(Requirement 1): What is the Spanish translation of this sentence from the ChatGPT App passage: "Open localhost:3000 and you’ll see a ChatGPT inspector rendering your app."?
(Requirement 2): Could you return the part of the ChatGPT App passage from "npx sunpeak new sunpeak-app" to "tunnel command away.", copied word for word?

===== Passage

Building a ChatGPT App
If you’ve decided ChatGPT Apps are the right fit, sunpeak is an open-source ChatGPT App framework that gives you everything you need to start. It includes a local inspector (so you can develop without a paid ChatGPT account), CLI scaffolding, 20+ typed React hooks, pre-built UI components, and a testing framework for unit, integration, and visual regression tests.
npx sunpeak new sunpeak-app
cd sunpeak-app
pnpm dev
Open localhost:3000 and you’ll see a ChatGPT inspector rendering your app. From there, connecting to the real ChatGPT is one tunnel command away.
Get Started
npx sunpeak new
Further Reading
- How to Build a ChatGPT App - step-by-step walkthrough
- What Is an MCP App? - the protocol behind ChatGPT Apps
- Why You Need a ChatGPT App Framework
- ChatGPT Apps: What I Wish I Knew
- How to Choose an MCP App Framework
- Complete Guide to Testing ChatGPT Apps
- Claude Connectors vs Claude Apps - analogous comparison for Claude
- ChatGPT App Framework - what sunpeak provides
- MCP Apps documentation - architecture and API reference
- Quickstart - get a ChatGPT App running in minutes
- ext-apps specification on GitHub
Frequently Asked Questions
What is the difference between a ChatGPT App and a Custom GPT?

==========
===== Provided data

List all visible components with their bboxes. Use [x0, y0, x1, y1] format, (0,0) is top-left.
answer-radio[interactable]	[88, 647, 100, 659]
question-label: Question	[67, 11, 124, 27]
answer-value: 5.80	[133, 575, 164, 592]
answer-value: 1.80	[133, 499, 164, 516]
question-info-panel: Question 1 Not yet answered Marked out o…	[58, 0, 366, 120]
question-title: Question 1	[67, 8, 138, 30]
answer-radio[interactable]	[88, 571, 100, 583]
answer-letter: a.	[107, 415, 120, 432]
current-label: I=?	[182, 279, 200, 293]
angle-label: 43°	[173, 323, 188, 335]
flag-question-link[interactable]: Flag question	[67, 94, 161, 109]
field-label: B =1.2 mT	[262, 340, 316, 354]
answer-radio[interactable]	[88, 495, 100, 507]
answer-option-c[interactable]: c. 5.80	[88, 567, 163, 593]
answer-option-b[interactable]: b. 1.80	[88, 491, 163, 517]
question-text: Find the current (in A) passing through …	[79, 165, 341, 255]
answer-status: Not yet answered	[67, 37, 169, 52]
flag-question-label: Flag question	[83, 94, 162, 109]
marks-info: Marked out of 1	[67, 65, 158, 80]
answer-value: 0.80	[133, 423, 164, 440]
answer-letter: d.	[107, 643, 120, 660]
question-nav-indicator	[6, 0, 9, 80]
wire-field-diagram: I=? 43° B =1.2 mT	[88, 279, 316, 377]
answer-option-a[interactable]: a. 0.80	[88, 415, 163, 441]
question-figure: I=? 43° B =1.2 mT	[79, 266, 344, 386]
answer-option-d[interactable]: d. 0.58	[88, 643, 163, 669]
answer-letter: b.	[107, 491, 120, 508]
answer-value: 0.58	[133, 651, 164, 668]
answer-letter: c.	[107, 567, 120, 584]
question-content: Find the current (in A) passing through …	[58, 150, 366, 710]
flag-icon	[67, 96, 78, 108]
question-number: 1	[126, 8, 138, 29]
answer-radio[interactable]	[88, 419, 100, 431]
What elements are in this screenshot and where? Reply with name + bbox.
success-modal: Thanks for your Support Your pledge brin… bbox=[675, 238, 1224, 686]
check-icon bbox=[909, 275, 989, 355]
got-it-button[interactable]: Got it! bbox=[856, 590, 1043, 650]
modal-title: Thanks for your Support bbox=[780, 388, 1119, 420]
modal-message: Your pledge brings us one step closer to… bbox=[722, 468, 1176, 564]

==========

(Expected output 1): Abre localhost:3000 y verás un inspector de ChatGPT que renderiza tu aplicación.

(Expected output 2):
npx sunpeak new sunpeak-app
cd sunpeak-app
pnpm dev
Open localhost:3000 and you’ll see a ChatGPT inspector rendering your app. From there, connecting to the real ChatGPT is one tunnel command away.